Data listing —
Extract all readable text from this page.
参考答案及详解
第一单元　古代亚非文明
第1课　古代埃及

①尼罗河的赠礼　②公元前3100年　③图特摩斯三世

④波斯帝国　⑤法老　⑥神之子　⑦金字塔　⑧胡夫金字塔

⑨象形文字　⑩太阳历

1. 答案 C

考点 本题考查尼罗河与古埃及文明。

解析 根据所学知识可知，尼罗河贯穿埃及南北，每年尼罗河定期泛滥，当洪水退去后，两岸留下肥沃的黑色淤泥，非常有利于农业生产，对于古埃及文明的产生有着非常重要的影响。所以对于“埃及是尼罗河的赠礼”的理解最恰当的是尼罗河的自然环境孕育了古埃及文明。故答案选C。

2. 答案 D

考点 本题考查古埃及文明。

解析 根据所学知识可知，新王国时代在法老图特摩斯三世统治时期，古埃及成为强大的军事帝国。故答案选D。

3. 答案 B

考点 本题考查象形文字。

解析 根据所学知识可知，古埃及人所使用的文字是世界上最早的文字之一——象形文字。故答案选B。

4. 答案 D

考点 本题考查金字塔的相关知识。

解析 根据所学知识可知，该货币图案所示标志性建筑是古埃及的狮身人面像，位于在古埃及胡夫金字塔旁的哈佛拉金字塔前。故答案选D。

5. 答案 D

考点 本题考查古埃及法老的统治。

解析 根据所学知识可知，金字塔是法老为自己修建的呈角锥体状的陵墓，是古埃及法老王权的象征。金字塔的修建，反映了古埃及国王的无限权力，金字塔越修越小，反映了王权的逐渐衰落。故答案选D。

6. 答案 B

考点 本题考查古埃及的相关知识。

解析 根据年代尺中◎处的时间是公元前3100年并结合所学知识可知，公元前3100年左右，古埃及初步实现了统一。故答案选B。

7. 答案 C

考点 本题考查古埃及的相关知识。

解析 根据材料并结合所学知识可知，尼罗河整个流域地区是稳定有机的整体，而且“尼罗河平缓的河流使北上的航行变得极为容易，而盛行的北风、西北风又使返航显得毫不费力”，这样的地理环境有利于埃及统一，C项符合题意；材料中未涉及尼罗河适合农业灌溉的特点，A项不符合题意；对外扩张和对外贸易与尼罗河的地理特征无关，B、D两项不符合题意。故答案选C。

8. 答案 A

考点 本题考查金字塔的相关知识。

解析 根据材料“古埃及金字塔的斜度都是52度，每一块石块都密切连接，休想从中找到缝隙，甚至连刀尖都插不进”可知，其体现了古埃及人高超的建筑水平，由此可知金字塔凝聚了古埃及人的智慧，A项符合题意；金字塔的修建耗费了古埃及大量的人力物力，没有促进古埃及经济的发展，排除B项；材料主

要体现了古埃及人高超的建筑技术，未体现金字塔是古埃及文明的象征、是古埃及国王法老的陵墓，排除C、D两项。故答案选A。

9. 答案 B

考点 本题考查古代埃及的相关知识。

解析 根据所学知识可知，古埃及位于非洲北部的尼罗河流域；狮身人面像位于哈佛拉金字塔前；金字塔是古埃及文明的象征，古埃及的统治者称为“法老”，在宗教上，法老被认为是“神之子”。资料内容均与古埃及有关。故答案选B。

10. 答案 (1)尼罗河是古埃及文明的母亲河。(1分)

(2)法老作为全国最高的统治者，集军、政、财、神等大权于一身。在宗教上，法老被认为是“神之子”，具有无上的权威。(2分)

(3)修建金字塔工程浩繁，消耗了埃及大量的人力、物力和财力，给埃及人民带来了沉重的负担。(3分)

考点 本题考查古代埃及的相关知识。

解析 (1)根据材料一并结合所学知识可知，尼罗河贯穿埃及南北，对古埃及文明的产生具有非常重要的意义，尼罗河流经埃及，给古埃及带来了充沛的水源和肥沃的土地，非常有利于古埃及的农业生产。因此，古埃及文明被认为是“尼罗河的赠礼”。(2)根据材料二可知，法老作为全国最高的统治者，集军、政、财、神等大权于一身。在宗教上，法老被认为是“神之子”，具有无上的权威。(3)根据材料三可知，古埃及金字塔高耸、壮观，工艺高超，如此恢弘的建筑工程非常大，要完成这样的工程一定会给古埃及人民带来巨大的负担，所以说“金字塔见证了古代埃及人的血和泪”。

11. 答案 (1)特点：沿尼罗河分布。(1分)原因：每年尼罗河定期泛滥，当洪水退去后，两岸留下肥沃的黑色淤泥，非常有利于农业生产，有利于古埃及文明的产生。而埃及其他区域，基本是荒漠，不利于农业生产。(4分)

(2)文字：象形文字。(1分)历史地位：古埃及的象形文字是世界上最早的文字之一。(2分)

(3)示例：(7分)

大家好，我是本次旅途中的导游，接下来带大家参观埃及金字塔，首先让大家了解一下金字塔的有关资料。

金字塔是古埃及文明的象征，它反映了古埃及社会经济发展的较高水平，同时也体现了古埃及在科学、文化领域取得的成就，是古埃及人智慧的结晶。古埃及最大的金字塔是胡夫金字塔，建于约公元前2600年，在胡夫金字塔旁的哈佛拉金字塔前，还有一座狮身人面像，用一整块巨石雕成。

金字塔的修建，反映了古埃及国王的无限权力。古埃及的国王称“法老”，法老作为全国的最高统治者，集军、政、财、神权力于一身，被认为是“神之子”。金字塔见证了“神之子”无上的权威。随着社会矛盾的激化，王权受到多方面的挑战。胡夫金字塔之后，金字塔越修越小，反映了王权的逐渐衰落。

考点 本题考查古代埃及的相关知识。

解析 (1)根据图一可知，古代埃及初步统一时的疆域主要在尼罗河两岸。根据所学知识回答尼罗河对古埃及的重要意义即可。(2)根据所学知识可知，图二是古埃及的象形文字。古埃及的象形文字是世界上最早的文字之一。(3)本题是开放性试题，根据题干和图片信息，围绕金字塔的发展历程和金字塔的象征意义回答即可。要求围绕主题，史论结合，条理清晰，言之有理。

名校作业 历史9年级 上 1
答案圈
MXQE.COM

Directions —
Identify each line in the records above containing the word "金字塔越修越小"; copy those lines.

Exercise response —
解析 根据所学知识可知，金字塔是法老为自己修建的呈角锥体状的陵墓，是古埃及法老王权的象征。金字塔的修建，反映了古埃及国王的无限权力，金字塔越修越小，反映了王权的逐渐衰落。故答案选D。
金字塔的修建，反映了古埃及国王的无限权力。古埃及的国王称“法老”，法老作为全国的最高统治者，集军、政、财、神权力于一身，被认为是“神之子”。金字塔见证了“神之子”无上的权威。随着社会矛盾的激化，王权受到多方面的挑战。胡夫金字塔之后，金字塔越修越小，反映了王权的逐渐衰落。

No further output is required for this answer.